Print the whole listing exactly.

((

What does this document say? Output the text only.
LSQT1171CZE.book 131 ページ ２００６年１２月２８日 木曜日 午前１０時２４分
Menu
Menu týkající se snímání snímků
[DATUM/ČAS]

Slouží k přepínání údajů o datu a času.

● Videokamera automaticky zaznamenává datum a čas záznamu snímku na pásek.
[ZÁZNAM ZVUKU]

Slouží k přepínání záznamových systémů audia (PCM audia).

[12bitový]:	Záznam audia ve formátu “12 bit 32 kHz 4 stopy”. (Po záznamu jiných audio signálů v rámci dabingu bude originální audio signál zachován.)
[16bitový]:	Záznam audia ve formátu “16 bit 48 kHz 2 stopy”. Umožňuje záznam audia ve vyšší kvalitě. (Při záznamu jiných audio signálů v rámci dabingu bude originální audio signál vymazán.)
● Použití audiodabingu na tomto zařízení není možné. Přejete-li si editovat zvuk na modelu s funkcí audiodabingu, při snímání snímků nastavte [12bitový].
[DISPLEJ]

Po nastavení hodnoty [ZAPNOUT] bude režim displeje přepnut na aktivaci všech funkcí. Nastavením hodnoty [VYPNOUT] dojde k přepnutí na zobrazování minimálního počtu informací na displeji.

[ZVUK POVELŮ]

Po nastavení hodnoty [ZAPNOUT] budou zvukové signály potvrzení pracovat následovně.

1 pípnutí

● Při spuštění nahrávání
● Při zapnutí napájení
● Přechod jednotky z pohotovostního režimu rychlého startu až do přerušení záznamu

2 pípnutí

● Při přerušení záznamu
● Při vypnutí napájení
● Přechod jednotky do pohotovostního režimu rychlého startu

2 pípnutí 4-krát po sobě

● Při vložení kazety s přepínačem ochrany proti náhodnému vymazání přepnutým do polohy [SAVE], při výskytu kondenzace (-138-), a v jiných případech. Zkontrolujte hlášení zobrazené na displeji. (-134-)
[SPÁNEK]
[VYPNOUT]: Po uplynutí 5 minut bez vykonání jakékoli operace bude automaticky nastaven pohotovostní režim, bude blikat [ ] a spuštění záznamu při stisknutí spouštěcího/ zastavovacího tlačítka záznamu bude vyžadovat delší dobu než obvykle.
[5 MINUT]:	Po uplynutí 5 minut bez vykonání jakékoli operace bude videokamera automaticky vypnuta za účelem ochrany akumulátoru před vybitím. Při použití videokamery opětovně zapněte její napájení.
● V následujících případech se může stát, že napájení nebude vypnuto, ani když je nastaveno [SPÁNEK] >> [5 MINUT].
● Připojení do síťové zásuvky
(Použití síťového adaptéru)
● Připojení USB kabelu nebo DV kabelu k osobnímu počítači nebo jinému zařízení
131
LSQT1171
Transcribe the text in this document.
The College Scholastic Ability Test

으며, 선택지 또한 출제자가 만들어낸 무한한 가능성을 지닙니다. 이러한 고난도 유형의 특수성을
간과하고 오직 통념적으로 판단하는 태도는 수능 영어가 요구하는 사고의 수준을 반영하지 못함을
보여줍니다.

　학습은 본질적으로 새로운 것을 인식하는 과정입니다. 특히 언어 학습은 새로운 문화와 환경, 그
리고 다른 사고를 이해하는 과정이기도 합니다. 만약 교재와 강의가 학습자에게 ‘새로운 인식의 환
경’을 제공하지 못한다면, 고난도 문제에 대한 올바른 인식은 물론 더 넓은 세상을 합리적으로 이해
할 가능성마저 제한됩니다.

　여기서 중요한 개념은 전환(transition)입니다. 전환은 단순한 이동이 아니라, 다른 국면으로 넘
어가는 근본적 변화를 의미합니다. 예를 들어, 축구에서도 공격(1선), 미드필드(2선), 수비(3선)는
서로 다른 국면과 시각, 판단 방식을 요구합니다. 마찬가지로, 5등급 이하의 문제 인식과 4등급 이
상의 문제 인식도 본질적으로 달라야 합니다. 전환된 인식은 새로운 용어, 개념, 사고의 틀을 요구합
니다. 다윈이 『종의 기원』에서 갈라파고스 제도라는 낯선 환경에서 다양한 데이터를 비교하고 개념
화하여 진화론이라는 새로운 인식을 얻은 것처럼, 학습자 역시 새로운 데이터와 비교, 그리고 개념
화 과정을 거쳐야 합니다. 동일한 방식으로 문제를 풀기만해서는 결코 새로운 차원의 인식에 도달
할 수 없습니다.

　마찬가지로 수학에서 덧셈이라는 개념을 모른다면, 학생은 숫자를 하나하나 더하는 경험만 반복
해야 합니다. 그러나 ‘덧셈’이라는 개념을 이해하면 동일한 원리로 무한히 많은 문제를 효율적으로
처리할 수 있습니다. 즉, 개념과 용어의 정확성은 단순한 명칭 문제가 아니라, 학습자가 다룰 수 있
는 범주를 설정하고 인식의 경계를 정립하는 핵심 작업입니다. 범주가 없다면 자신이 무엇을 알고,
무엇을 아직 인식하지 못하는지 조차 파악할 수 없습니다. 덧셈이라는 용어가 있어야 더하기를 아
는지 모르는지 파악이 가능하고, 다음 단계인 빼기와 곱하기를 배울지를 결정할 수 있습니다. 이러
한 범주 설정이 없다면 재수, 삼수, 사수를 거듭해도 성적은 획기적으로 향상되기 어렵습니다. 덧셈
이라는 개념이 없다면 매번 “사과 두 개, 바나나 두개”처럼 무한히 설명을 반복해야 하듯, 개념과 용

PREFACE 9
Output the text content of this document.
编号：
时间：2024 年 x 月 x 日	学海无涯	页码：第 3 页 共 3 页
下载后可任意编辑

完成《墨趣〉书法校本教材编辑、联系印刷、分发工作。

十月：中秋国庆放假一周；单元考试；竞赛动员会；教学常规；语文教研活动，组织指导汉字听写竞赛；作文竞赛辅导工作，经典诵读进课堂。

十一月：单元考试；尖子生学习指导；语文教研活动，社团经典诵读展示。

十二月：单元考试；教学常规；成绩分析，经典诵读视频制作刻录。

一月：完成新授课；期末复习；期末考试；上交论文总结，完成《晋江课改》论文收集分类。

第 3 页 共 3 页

))

◆ **Task output**
What does this document say? Output the text only.
LSQT1171CZE.book 131 ページ ２００６年１２月２８日 木曜日 午前１０時２４分
Menu
Menu týkající se snímání snímků
[DATUM/ČAS]

Slouží k přepínání údajů o datu a času.

● Videokamera automaticky zaznamenává datum a čas záznamu snímku na pásek.
[ZÁZNAM ZVUKU]

Slouží k přepínání záznamových systémů audia (PCM audia).

[12bitový]:	Záznam audia ve formátu “12 bit 32 kHz 4 stopy”. (Po záznamu jiných audio signálů v rámci dabingu bude originální audio signál zachován.)
[16bitový]:	Záznam audia ve formátu “16 bit 48 kHz 2 stopy”. Umožňuje záznam audia ve vyšší kvalitě. (Při záznamu jiných audio signálů v rámci dabingu bude originální audio signál vymazán.)
● Použití audiodabingu na tomto zařízení není možné. Přejete-li si editovat zvuk na modelu s funkcí audiodabingu, při snímání snímků nastavte [12bitový].
[DISPLEJ]

Po nastavení hodnoty [ZAPNOUT] bude režim displeje přepnut na aktivaci všech funkcí. Nastavením hodnoty [VYPNOUT] dojde k přepnutí na zobrazování minimálního počtu informací na displeji.

[ZVUK POVELŮ]

Po nastavení hodnoty [ZAPNOUT] budou zvukové signály potvrzení pracovat následovně.

1 pípnutí

● Při spuštění nahrávání
● Při zapnutí napájení
● Přechod jednotky z pohotovostního režimu rychlého startu až do přerušení záznamu

2 pípnutí

● Při přerušení záznamu
● Při vypnutí napájení
● Přechod jednotky do pohotovostního režimu rychlého startu

2 pípnutí 4-krát po sobě

● Při vložení kazety s přepínačem ochrany proti náhodnému vymazání přepnutým do polohy [SAVE], při výskytu kondenzace (-138-), a v jiných případech. Zkontrolujte hlášení zobrazené na displeji. (-134-)
[SPÁNEK]
[VYPNOUT]: Po uplynutí 5 minut bez vykonání jakékoli operace bude automaticky nastaven pohotovostní režim, bude blikat [ ] a spuštění záznamu při stisknutí spouštěcího/ zastavovacího tlačítka záznamu bude vyžadovat delší dobu než obvykle.
[5 MINUT]:	Po uplynutí 5 minut bez vykonání jakékoli operace bude videokamera automaticky vypnuta za účelem ochrany akumulátoru před vybitím. Při použití videokamery opětovně zapněte její napájení.
● V následujících případech se může stát, že napájení nebude vypnuto, ani když je nastaveno [SPÁNEK] >> [5 MINUT].
● Připojení do síťové zásuvky
(Použití síťového adaptéru)
● Připojení USB kabelu nebo DV kabelu k osobnímu počítači nebo jinému zařízení
131
LSQT1171
Transcribe the text in this document.
The College Scholastic Ability Test

으며, 선택지 또한 출제자가 만들어낸 무한한 가능성을 지닙니다. 이러한 고난도 유형의 특수성을
간과하고 오직 통념적으로 판단하는 태도는 수능 영어가 요구하는 사고의 수준을 반영하지 못함을
보여줍니다.

　학습은 본질적으로 새로운 것을 인식하는 과정입니다. 특히 언어 학습은 새로운 문화와 환경, 그
리고 다른 사고를 이해하는 과정이기도 합니다. 만약 교재와 강의가 학습자에게 ‘새로운 인식의 환
경’을 제공하지 못한다면, 고난도 문제에 대한 올바른 인식은 물론 더 넓은 세상을 합리적으로 이해
할 가능성마저 제한됩니다.

　여기서 중요한 개념은 전환(transition)입니다. 전환은 단순한 이동이 아니라, 다른 국면으로 넘
어가는 근본적 변화를 의미합니다. 예를 들어, 축구에서도 공격(1선), 미드필드(2선), 수비(3선)는
서로 다른 국면과 시각, 판단 방식을 요구합니다. 마찬가지로, 5등급 이하의 문제 인식과 4등급 이
상의 문제 인식도 본질적으로 달라야 합니다. 전환된 인식은 새로운 용어, 개념, 사고의 틀을 요구합
니다. 다윈이 『종의 기원』에서 갈라파고스 제도라는 낯선 환경에서 다양한 데이터를 비교하고 개념
화하여 진화론이라는 새로운 인식을 얻은 것처럼, 학습자 역시 새로운 데이터와 비교, 그리고 개념
화 과정을 거쳐야 합니다. 동일한 방식으로 문제를 풀기만해서는 결코 새로운 차원의 인식에 도달
할 수 없습니다.

　마찬가지로 수학에서 덧셈이라는 개념을 모른다면, 학생은 숫자를 하나하나 더하는 경험만 반복
해야 합니다. 그러나 ‘덧셈’이라는 개념을 이해하면 동일한 원리로 무한히 많은 문제를 효율적으로
처리할 수 있습니다. 즉, 개념과 용어의 정확성은 단순한 명칭 문제가 아니라, 학습자가 다룰 수 있
는 범주를 설정하고 인식의 경계를 정립하는 핵심 작업입니다. 범주가 없다면 자신이 무엇을 알고,
무엇을 아직 인식하지 못하는지 조차 파악할 수 없습니다. 덧셈이라는 용어가 있어야 더하기를 아
는지 모르는지 파악이 가능하고, 다음 단계인 빼기와 곱하기를 배울지를 결정할 수 있습니다. 이러
한 범주 설정이 없다면 재수, 삼수, 사수를 거듭해도 성적은 획기적으로 향상되기 어렵습니다. 덧셈
이라는 개념이 없다면 매번 “사과 두 개, 바나나 두개”처럼 무한히 설명을 반복해야 하듯, 개념과 용

PREFACE 9
Output the text content of this document.
编号：
时间：2024 年 x 月 x 日	学海无涯	页码：第 3 页 共 3 页
下载后可任意编辑

完成《墨趣〉书法校本教材编辑、联系印刷、分发工作。

十月：中秋国庆放假一周；单元考试；竞赛动员会；教学常规；语文教研活动，组织指导汉字听写竞赛；作文竞赛辅导工作，经典诵读进课堂。

十一月：单元考试；尖子生学习指导；语文教研活动，社团经典诵读展示。

十二月：单元考试；教学常规；成绩分析，经典诵读视频制作刻录。

一月：完成新授课；期末复习；期末考试；上交论文总结，完成《晋江课改》论文收集分类。

第 3 页 共 3 页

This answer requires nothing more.